▶ **Brief**
For the listing below, give the count of lines containing the string "text" and nothing else.

Stored entries:

※

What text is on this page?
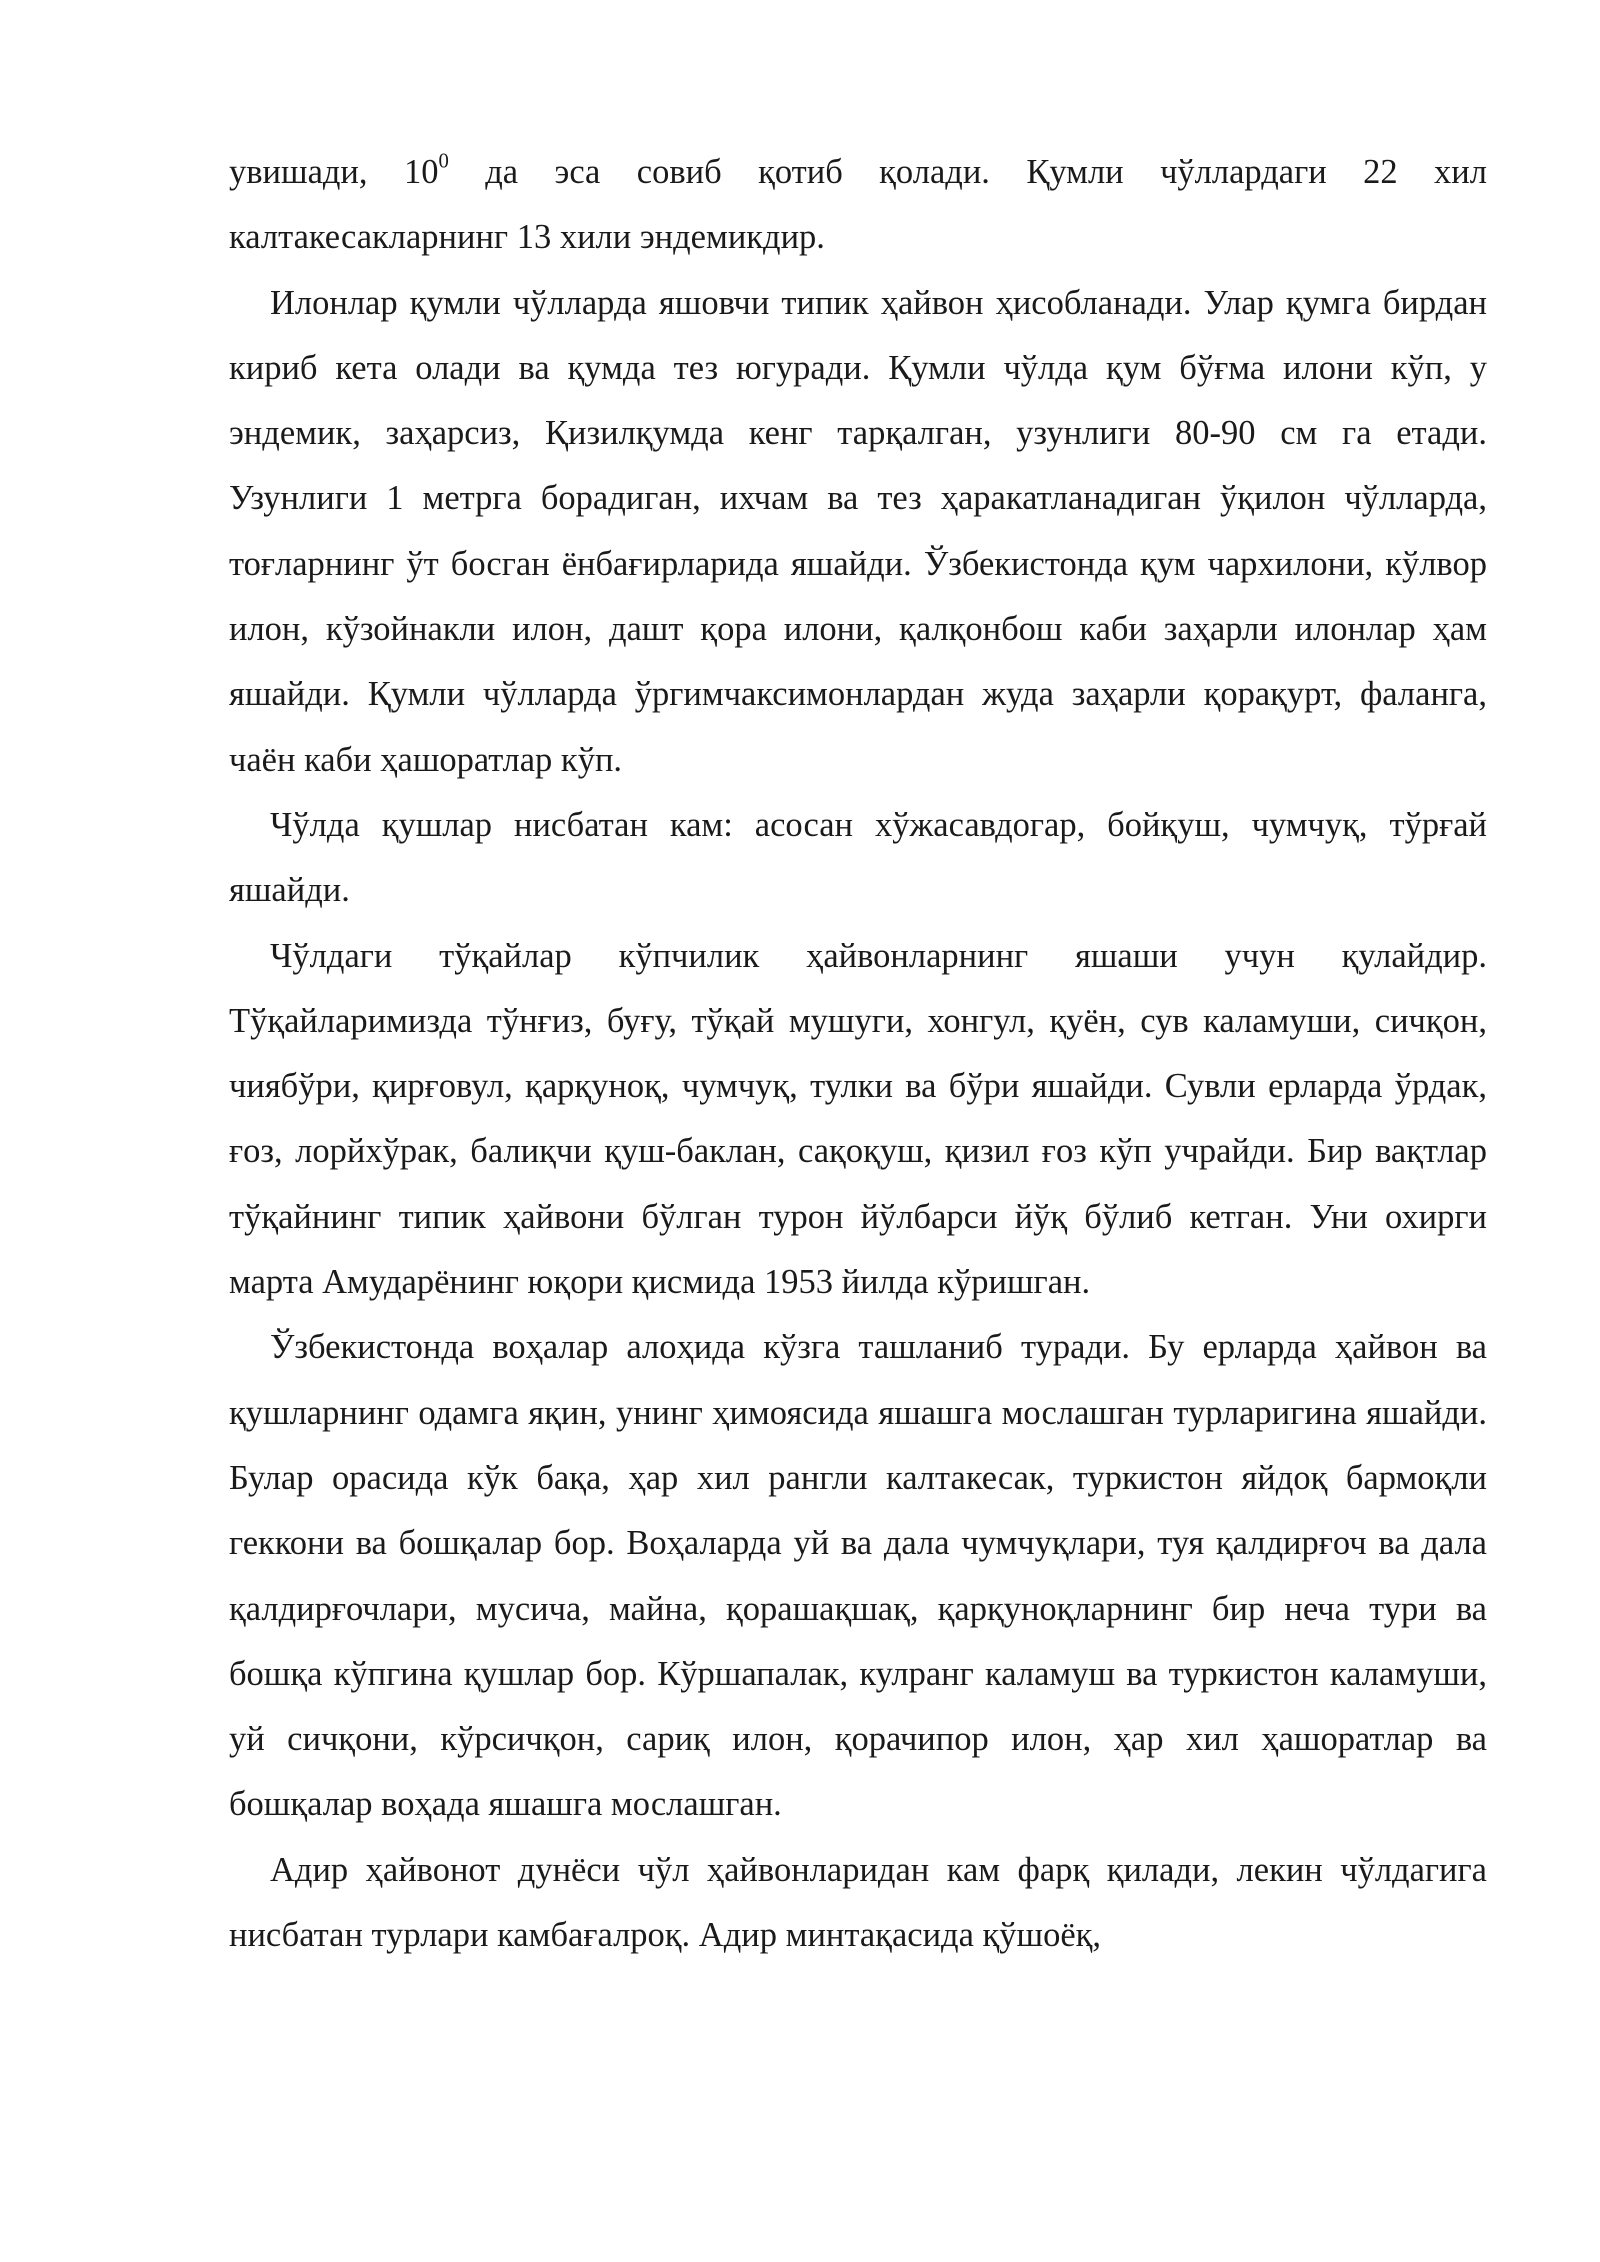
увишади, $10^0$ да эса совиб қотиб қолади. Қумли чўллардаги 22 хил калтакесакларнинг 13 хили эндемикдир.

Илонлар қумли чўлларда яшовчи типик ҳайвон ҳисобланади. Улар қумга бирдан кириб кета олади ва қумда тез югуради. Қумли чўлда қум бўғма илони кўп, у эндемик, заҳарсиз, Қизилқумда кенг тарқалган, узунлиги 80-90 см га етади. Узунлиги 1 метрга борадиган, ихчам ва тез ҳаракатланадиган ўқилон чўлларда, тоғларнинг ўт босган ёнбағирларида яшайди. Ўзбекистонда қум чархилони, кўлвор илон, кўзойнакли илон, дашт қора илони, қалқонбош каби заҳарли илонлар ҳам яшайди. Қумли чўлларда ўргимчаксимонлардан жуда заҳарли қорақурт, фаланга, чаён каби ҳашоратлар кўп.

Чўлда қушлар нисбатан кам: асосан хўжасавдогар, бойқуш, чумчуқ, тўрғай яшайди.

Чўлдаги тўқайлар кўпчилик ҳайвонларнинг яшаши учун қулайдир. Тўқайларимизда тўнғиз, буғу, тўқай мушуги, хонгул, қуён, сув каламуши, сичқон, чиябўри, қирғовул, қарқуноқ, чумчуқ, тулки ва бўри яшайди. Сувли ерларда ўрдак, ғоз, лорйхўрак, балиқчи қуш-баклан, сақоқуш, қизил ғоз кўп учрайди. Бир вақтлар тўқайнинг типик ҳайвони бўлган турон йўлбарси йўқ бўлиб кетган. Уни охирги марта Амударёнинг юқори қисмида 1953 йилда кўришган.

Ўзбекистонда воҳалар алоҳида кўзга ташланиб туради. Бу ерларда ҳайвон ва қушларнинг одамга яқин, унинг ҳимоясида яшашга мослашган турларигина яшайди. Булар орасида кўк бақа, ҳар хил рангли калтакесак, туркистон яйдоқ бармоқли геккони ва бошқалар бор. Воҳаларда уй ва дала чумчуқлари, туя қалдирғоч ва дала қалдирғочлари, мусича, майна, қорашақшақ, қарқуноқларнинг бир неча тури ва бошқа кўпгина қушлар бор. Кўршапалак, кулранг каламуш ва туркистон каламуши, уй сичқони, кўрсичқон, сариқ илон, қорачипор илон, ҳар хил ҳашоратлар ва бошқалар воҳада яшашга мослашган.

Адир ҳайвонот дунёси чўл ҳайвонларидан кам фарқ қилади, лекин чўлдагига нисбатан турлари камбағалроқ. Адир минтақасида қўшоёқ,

※

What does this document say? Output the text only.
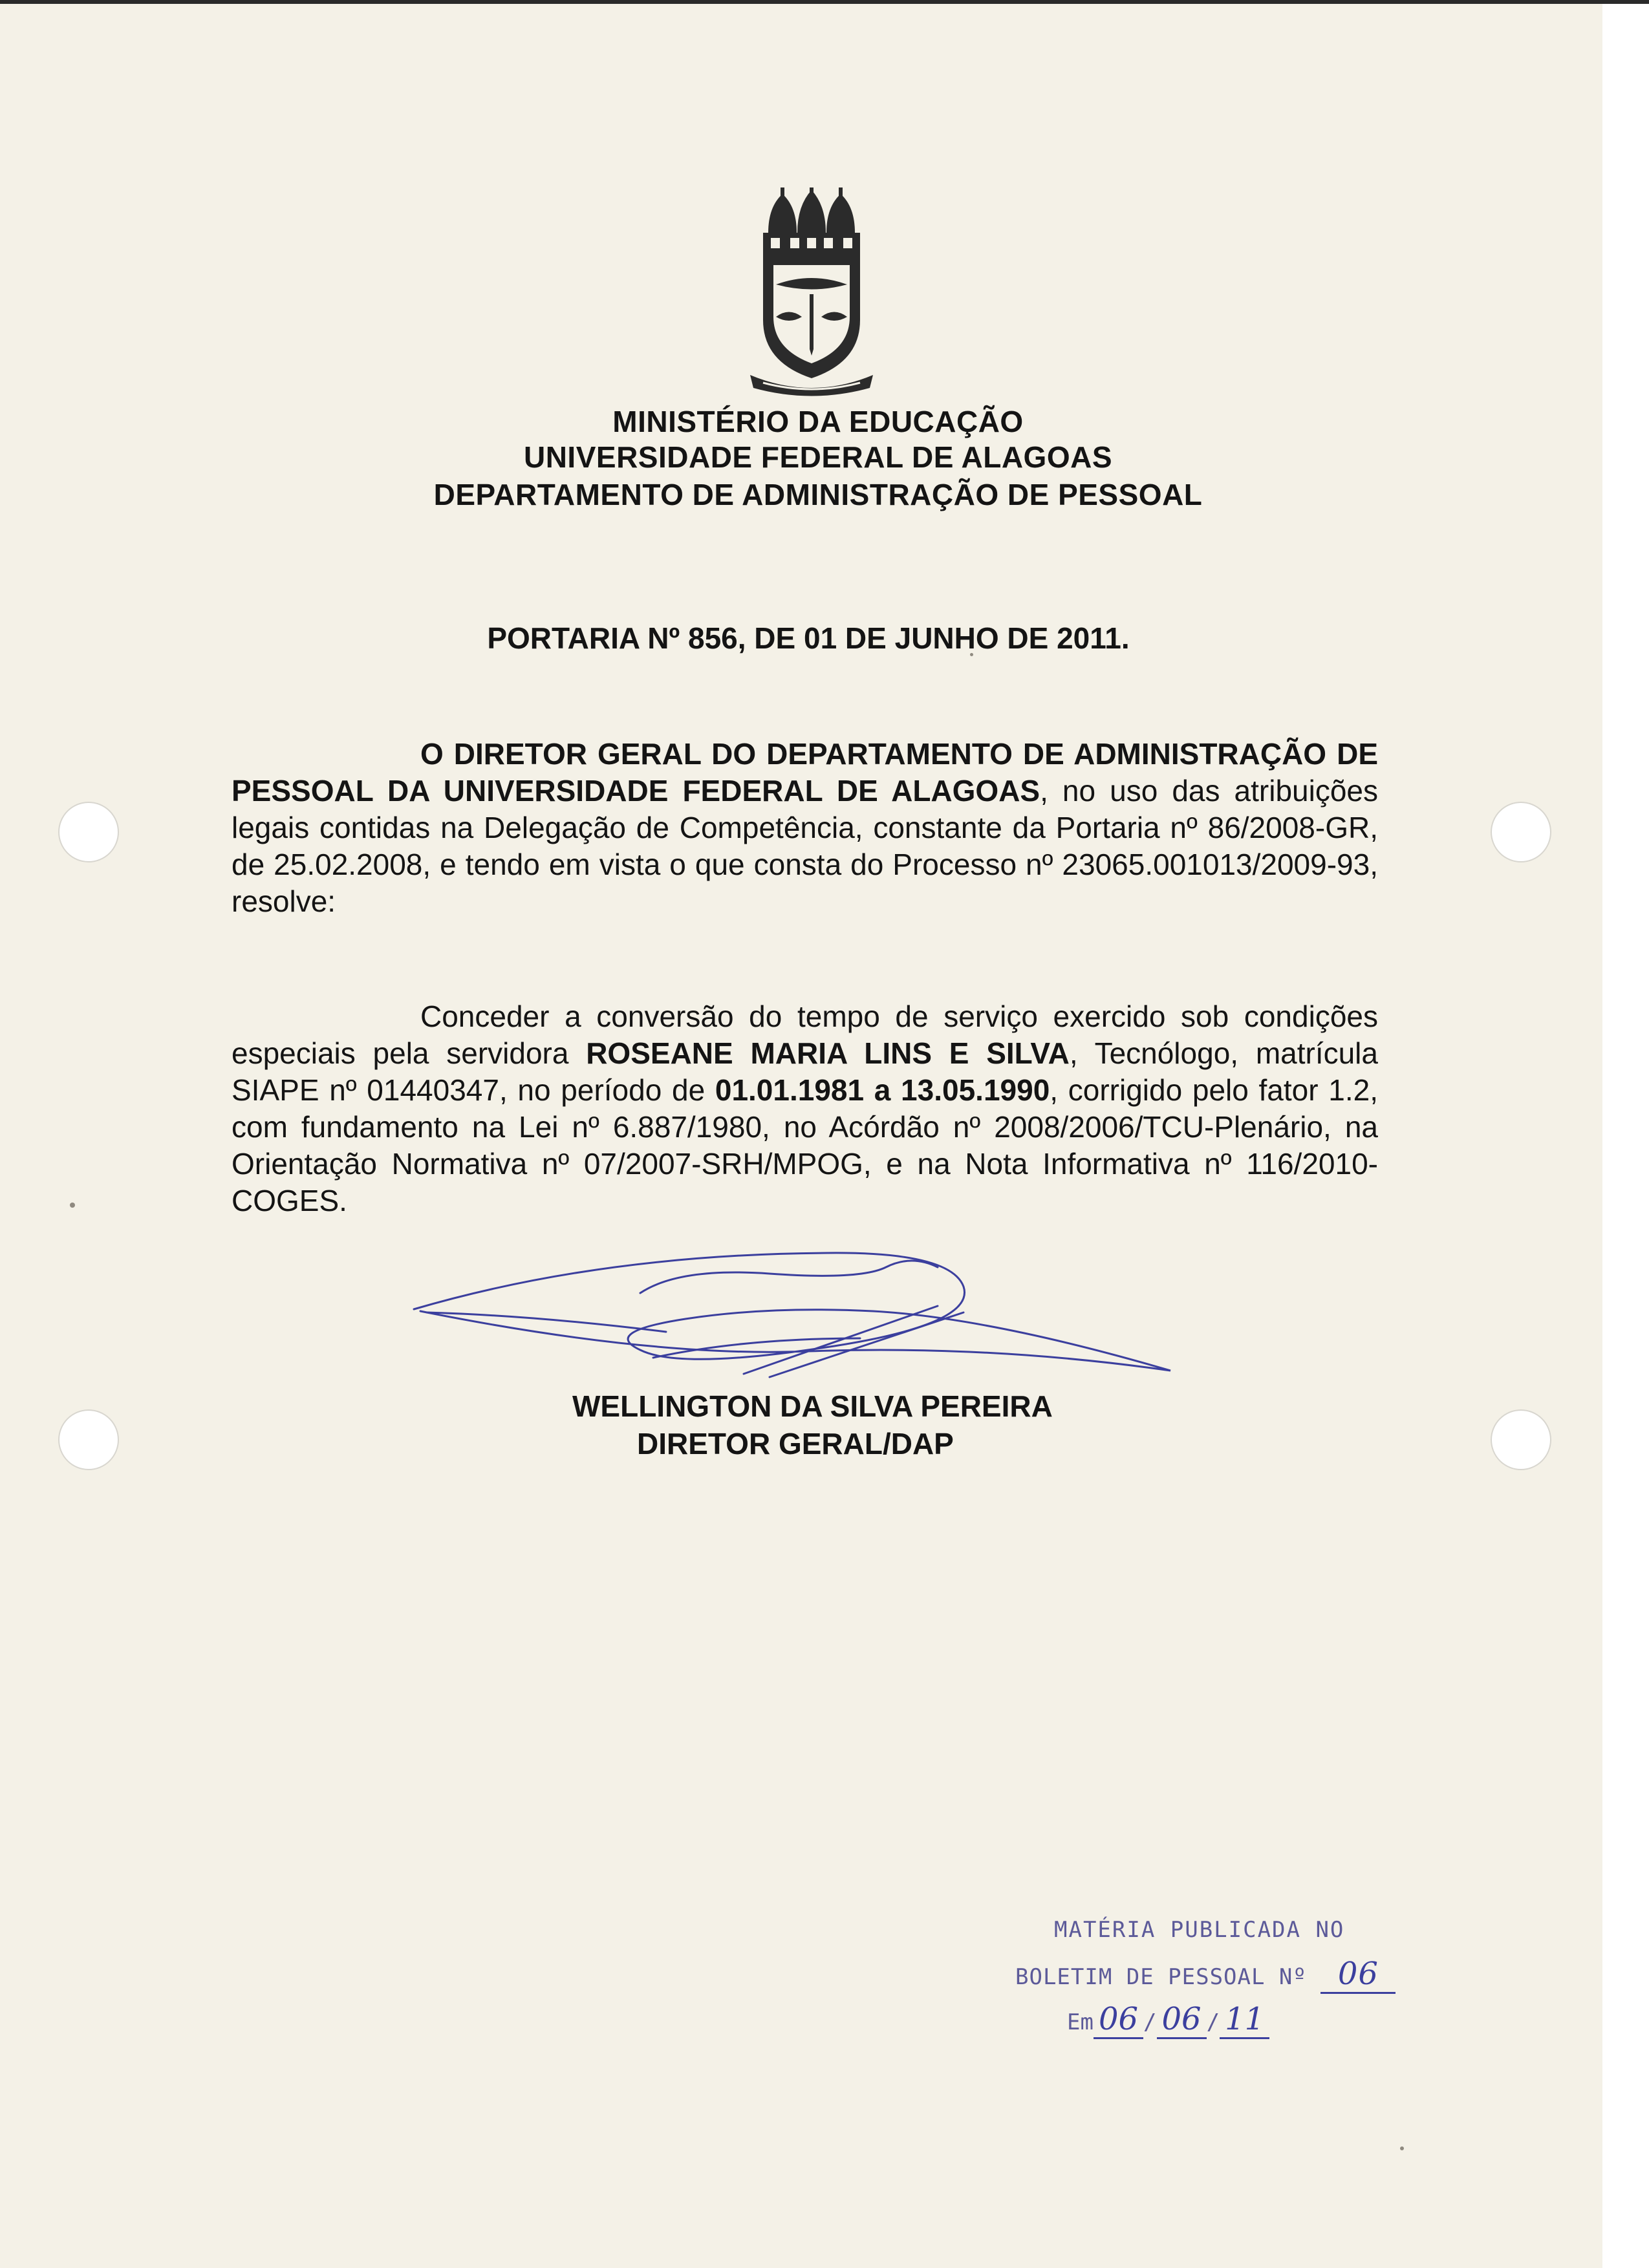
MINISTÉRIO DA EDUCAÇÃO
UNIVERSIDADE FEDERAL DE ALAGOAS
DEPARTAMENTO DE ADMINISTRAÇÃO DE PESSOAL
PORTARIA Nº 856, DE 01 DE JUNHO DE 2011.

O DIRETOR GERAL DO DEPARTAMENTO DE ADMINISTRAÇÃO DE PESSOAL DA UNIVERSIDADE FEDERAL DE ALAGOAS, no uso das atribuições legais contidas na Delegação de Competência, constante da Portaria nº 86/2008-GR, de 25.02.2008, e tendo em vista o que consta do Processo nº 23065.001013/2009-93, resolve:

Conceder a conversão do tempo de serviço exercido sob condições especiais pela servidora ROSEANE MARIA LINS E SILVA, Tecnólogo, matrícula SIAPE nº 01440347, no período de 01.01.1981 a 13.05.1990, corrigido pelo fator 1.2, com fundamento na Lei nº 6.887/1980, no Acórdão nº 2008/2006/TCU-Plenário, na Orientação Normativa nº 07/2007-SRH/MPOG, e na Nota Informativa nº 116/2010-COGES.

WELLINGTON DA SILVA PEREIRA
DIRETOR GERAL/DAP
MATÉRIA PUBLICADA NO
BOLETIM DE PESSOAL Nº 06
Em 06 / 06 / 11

※

▶ **Written reply**
2